-- Short task --
Repeat the whole listing exactly as written.

-- Records for this exercise --
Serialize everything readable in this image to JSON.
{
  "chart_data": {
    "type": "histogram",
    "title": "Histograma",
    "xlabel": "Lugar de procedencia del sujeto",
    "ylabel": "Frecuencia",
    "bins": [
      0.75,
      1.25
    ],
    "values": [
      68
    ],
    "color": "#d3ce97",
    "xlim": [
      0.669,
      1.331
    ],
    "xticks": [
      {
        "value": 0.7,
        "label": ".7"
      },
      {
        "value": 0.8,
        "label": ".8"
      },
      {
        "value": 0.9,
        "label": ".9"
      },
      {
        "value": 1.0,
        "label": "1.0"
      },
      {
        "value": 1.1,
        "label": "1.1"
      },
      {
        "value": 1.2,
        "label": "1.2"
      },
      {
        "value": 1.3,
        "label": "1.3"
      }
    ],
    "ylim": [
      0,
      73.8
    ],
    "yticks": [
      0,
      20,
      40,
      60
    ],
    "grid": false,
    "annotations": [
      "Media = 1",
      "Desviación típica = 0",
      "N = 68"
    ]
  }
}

-- Written solution --
Serialize everything readable in this image to JSON.
{
  "chart_data": {
    "type": "histogram",
    "title": "Histograma",
    "xlabel": "Lugar de procedencia del sujeto",
    "ylabel": "Frecuencia",
    "bins": [
      0.75,
      1.25
    ],
    "values": [
      68
    ],
    "color": "#d3ce97",
    "xlim": [
      0.669,
      1.331
    ],
    "xticks": [
      {
        "value": 0.7,
        "label": ".7"
      },
      {
        "value": 0.8,
        "label": ".8"
      },
      {
        "value": 0.9,
        "label": ".9"
      },
      {
        "value": 1.0,
        "label": "1.0"
      },
      {
        "value": 1.1,
        "label": "1.1"
      },
      {
        "value": 1.2,
        "label": "1.2"
      },
      {
        "value": 1.3,
        "label": "1.3"
      }
    ],
    "ylim": [
      0,
      73.8
    ],
    "yticks": [
      0,
      20,
      40,
      60
    ],
    "grid": false,
    "annotations": [
      "Media = 1",
      "Desviación típica = 0",
      "N = 68"
    ]
  }
}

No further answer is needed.